>> Start

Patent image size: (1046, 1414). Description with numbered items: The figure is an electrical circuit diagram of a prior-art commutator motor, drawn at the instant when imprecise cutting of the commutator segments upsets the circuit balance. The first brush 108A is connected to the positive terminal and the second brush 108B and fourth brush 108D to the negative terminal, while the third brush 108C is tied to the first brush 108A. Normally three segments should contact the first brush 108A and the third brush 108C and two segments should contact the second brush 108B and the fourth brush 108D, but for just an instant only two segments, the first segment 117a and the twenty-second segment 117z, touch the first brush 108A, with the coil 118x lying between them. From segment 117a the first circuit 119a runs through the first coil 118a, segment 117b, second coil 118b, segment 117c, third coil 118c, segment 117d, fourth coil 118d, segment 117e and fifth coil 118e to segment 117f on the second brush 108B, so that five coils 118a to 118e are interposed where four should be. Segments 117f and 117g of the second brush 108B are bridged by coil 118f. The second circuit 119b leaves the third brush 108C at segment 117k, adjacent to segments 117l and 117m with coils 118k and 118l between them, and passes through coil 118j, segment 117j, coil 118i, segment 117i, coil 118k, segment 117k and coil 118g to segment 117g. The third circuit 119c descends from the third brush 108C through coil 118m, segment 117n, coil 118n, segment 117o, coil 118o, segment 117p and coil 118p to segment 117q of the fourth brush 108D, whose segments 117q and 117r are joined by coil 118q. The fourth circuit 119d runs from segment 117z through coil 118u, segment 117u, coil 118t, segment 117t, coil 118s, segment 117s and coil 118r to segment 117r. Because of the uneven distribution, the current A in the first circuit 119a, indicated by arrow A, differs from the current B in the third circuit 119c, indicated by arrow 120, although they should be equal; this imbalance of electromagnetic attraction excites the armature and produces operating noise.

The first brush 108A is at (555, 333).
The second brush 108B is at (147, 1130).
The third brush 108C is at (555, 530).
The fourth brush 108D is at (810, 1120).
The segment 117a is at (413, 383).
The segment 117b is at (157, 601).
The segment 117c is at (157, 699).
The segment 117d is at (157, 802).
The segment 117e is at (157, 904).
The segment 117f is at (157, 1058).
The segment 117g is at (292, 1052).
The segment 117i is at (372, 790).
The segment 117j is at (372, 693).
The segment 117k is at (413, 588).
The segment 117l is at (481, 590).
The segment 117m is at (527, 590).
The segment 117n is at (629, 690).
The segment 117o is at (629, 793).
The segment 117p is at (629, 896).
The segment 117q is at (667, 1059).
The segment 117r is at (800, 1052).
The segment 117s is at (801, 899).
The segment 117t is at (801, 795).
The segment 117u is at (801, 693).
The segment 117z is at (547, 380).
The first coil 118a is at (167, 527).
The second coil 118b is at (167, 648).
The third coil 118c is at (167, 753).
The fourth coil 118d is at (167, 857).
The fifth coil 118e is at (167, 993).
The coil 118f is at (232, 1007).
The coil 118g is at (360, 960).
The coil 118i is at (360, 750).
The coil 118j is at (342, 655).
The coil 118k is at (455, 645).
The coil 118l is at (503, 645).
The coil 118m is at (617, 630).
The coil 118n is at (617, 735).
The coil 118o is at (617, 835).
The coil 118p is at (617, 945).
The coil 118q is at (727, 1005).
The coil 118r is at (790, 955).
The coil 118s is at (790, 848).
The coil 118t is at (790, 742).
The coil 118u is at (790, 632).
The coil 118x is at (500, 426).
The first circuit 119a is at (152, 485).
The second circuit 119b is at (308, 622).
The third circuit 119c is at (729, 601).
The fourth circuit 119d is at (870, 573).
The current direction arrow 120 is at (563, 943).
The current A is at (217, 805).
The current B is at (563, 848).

>> End

## PROBLEM DETAILS
Copy all of the lines above word for word.

## FULL OUTPUT
Patent image size: (1046, 1414). Description with numbered items: The figure is an electrical circuit diagram of a prior-art commutator motor, drawn at the instant when imprecise cutting of the commutator segments upsets the circuit balance. The first brush 108A is connected to the positive terminal and the second brush 108B and fourth brush 108D to the negative terminal, while the third brush 108C is tied to the first brush 108A. Normally three segments should contact the first brush 108A and the third brush 108C and two segments should contact the second brush 108B and the fourth brush 108D, but for just an instant only two segments, the first segment 117a and the twenty-second segment 117z, touch the first brush 108A, with the coil 118x lying between them. From segment 117a the first circuit 119a runs through the first coil 118a, segment 117b, second coil 118b, segment 117c, third coil 118c, segment 117d, fourth coil 118d, segment 117e and fifth coil 118e to segment 117f on the second brush 108B, so that five coils 118a to 118e are interposed where four should be. Segments 117f and 117g of the second brush 108B are bridged by coil 118f. The second circuit 119b leaves the third brush 108C at segment 117k, adjacent to segments 117l and 117m with coils 118k and 118l between them, and passes through coil 118j, segment 117j, coil 118i, segment 117i, coil 118k, segment 117k and coil 118g to segment 117g. The third circuit 119c descends from the third brush 108C through coil 118m, segment 117n, coil 118n, segment 117o, coil 118o, segment 117p and coil 118p to segment 117q of the fourth brush 108D, whose segments 117q and 117r are joined by coil 118q. The fourth circuit 119d runs from segment 117z through coil 118u, segment 117u, coil 118t, segment 117t, coil 118s, segment 117s and coil 118r to segment 117r. Because of the uneven distribution, the current A in the first circuit 119a, indicated by arrow A, differs from the current B in the third circuit 119c, indicated by arrow 120, although they should be equal; this imbalance of electromagnetic attraction excites the armature and produces operating noise.

The first brush 108A is at (555, 333).
The second brush 108B is at (147, 1130).
The third brush 108C is at (555, 530).
The fourth brush 108D is at (810, 1120).
The segment 117a is at (413, 383).
The segment 117b is at (157, 601).
The segment 117c is at (157, 699).
The segment 117d is at (157, 802).
The segment 117e is at (157, 904).
The segment 117f is at (157, 1058).
The segment 117g is at (292, 1052).
The segment 117i is at (372, 790).
The segment 117j is at (372, 693).
The segment 117k is at (413, 588).
The segment 117l is at (481, 590).
The segment 117m is at (527, 590).
The segment 117n is at (629, 690).
The segment 117o is at (629, 793).
The segment 117p is at (629, 896).
The segment 117q is at (667, 1059).
The segment 117r is at (800, 1052).
The segment 117s is at (801, 899).
The segment 117t is at (801, 795).
The segment 117u is at (801, 693).
The segment 117z is at (547, 380).
The first coil 118a is at (167, 527).
The second coil 118b is at (167, 648).
The third coil 118c is at (167, 753).
The fourth coil 118d is at (167, 857).
The fifth coil 118e is at (167, 993).
The coil 118f is at (232, 1007).
The coil 118g is at (360, 960).
The coil 118i is at (360, 750).
The coil 118j is at (342, 655).
The coil 118k is at (455, 645).
The coil 118l is at (503, 645).
The coil 118m is at (617, 630).
The coil 118n is at (617, 735).
The coil 118o is at (617, 835).
The coil 118p is at (617, 945).
The coil 118q is at (727, 1005).
The coil 118r is at (790, 955).
The coil 118s is at (790, 848).
The coil 118t is at (790, 742).
The coil 118u is at (790, 632).
The coil 118x is at (500, 426).
The first circuit 119a is at (152, 485).
The second circuit 119b is at (308, 622).
The third circuit 119c is at (729, 601).
The fourth circuit 119d is at (870, 573).
The current direction arrow 120 is at (563, 943).
The current A is at (217, 805).
The current B is at (563, 848).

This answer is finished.